THE EXERCISE:
It is required that all of the data be written out exactly.

########################################

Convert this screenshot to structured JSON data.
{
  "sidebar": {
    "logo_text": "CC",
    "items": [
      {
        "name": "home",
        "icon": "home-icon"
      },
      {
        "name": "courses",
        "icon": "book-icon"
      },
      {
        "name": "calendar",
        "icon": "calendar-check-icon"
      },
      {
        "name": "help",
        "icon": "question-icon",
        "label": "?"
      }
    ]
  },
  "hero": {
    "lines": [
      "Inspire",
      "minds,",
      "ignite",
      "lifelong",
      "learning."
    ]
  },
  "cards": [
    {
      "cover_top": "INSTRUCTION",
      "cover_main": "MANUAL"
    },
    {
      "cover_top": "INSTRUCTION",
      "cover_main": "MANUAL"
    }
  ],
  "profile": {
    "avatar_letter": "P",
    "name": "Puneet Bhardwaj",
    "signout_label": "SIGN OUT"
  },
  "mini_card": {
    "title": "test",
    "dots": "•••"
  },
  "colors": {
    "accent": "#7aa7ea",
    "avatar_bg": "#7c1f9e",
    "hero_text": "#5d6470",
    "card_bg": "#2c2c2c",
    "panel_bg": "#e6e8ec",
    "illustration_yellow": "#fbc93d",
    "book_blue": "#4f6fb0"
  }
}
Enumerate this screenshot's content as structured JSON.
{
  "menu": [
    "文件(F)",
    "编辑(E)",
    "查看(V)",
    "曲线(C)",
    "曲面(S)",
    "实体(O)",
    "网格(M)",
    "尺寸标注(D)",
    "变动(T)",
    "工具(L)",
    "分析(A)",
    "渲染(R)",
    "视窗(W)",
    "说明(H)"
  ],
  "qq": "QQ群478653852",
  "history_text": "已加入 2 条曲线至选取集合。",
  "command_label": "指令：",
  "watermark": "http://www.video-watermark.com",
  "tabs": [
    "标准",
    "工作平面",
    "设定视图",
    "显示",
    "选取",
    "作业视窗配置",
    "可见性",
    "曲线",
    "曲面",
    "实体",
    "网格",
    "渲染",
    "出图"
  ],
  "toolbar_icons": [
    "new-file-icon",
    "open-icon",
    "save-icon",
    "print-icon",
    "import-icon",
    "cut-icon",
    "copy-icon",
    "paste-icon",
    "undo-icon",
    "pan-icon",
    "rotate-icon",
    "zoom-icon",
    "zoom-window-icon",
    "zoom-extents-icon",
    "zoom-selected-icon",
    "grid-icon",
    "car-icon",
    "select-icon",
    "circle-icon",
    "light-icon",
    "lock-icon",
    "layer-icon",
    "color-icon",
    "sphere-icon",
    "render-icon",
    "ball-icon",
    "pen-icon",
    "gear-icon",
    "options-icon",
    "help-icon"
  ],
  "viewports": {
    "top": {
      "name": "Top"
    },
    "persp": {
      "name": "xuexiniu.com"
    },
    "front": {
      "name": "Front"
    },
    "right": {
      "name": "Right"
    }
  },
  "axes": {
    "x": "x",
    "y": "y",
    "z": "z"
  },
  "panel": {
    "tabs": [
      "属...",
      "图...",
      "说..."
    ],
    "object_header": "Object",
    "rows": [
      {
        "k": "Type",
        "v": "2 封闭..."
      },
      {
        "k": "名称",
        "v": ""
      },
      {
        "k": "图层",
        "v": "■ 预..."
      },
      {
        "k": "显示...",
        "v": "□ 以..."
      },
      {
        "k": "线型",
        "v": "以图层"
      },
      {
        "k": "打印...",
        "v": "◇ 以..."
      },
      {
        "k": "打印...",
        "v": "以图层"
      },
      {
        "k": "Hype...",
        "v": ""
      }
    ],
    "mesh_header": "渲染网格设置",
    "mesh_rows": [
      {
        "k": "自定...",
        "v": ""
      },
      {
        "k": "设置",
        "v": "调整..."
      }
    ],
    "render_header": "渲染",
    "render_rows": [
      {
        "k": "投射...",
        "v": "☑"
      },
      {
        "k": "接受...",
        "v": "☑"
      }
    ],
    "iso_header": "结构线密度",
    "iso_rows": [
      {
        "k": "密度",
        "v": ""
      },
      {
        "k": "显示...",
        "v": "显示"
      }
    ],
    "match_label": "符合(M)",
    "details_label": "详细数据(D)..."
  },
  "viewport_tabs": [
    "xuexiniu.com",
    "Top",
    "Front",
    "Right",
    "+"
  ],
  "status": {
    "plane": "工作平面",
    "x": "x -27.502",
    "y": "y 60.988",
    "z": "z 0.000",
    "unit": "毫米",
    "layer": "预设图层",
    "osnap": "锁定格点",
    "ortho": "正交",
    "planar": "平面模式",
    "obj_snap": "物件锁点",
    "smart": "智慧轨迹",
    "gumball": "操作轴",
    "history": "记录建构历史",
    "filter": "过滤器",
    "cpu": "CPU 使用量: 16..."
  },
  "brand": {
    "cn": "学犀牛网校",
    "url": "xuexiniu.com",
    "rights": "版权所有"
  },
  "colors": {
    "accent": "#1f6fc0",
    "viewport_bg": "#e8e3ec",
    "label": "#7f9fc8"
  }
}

########################################

TASK SOLUTION:
Convert this screenshot to structured JSON data.
{
  "sidebar": {
    "logo_text": "CC",
    "items": [
      {
        "name": "home",
        "icon": "home-icon"
      },
      {
        "name": "courses",
        "icon": "book-icon"
      },
      {
        "name": "calendar",
        "icon": "calendar-check-icon"
      },
      {
        "name": "help",
        "icon": "question-icon",
        "label": "?"
      }
    ]
  },
  "hero": {
    "lines": [
      "Inspire",
      "minds,",
      "ignite",
      "lifelong",
      "learning."
    ]
  },
  "cards": [
    {
      "cover_top": "INSTRUCTION",
      "cover_main": "MANUAL"
    },
    {
      "cover_top": "INSTRUCTION",
      "cover_main": "MANUAL"
    }
  ],
  "profile": {
    "avatar_letter": "P",
    "name": "Puneet Bhardwaj",
    "signout_label": "SIGN OUT"
  },
  "mini_card": {
    "title": "test",
    "dots": "•••"
  },
  "colors": {
    "accent": "#7aa7ea",
    "avatar_bg": "#7c1f9e",
    "hero_text": "#5d6470",
    "card_bg": "#2c2c2c",
    "panel_bg": "#e6e8ec",
    "illustration_yellow": "#fbc93d",
    "book_blue": "#4f6fb0"
  }
}
Enumerate this screenshot's content as structured JSON.
{
  "menu": [
    "文件(F)",
    "编辑(E)",
    "查看(V)",
    "曲线(C)",
    "曲面(S)",
    "实体(O)",
    "网格(M)",
    "尺寸标注(D)",
    "变动(T)",
    "工具(L)",
    "分析(A)",
    "渲染(R)",
    "视窗(W)",
    "说明(H)"
  ],
  "qq": "QQ群478653852",
  "history_text": "已加入 2 条曲线至选取集合。",
  "command_label": "指令：",
  "watermark": "http://www.video-watermark.com",
  "tabs": [
    "标准",
    "工作平面",
    "设定视图",
    "显示",
    "选取",
    "作业视窗配置",
    "可见性",
    "曲线",
    "曲面",
    "实体",
    "网格",
    "渲染",
    "出图"
  ],
  "toolbar_icons": [
    "new-file-icon",
    "open-icon",
    "save-icon",
    "print-icon",
    "import-icon",
    "cut-icon",
    "copy-icon",
    "paste-icon",
    "undo-icon",
    "pan-icon",
    "rotate-icon",
    "zoom-icon",
    "zoom-window-icon",
    "zoom-extents-icon",
    "zoom-selected-icon",
    "grid-icon",
    "car-icon",
    "select-icon",
    "circle-icon",
    "light-icon",
    "lock-icon",
    "layer-icon",
    "color-icon",
    "sphere-icon",
    "render-icon",
    "ball-icon",
    "pen-icon",
    "gear-icon",
    "options-icon",
    "help-icon"
  ],
  "viewports": {
    "top": {
      "name": "Top"
    },
    "persp": {
      "name": "xuexiniu.com"
    },
    "front": {
      "name": "Front"
    },
    "right": {
      "name": "Right"
    }
  },
  "axes": {
    "x": "x",
    "y": "y",
    "z": "z"
  },
  "panel": {
    "tabs": [
      "属...",
      "图...",
      "说..."
    ],
    "object_header": "Object",
    "rows": [
      {
        "k": "Type",
        "v": "2 封闭..."
      },
      {
        "k": "名称",
        "v": ""
      },
      {
        "k": "图层",
        "v": "■ 预..."
      },
      {
        "k": "显示...",
        "v": "□ 以..."
      },
      {
        "k": "线型",
        "v": "以图层"
      },
      {
        "k": "打印...",
        "v": "◇ 以..."
      },
      {
        "k": "打印...",
        "v": "以图层"
      },
      {
        "k": "Hype...",
        "v": ""
      }
    ],
    "mesh_header": "渲染网格设置",
    "mesh_rows": [
      {
        "k": "自定...",
        "v": ""
      },
      {
        "k": "设置",
        "v": "调整..."
      }
    ],
    "render_header": "渲染",
    "render_rows": [
      {
        "k": "投射...",
        "v": "☑"
      },
      {
        "k": "接受...",
        "v": "☑"
      }
    ],
    "iso_header": "结构线密度",
    "iso_rows": [
      {
        "k": "密度",
        "v": ""
      },
      {
        "k": "显示...",
        "v": "显示"
      }
    ],
    "match_label": "符合(M)",
    "details_label": "详细数据(D)..."
  },
  "viewport_tabs": [
    "xuexiniu.com",
    "Top",
    "Front",
    "Right",
    "+"
  ],
  "status": {
    "plane": "工作平面",
    "x": "x -27.502",
    "y": "y 60.988",
    "z": "z 0.000",
    "unit": "毫米",
    "layer": "预设图层",
    "osnap": "锁定格点",
    "ortho": "正交",
    "planar": "平面模式",
    "obj_snap": "物件锁点",
    "smart": "智慧轨迹",
    "gumball": "操作轴",
    "history": "记录建构历史",
    "filter": "过滤器",
    "cpu": "CPU 使用量: 16..."
  },
  "brand": {
    "cn": "学犀牛网校",
    "url": "xuexiniu.com",
    "rights": "版权所有"
  },
  "colors": {
    "accent": "#1f6fc0",
    "viewport_bg": "#e8e3ec",
    "label": "#7f9fc8"
  }
}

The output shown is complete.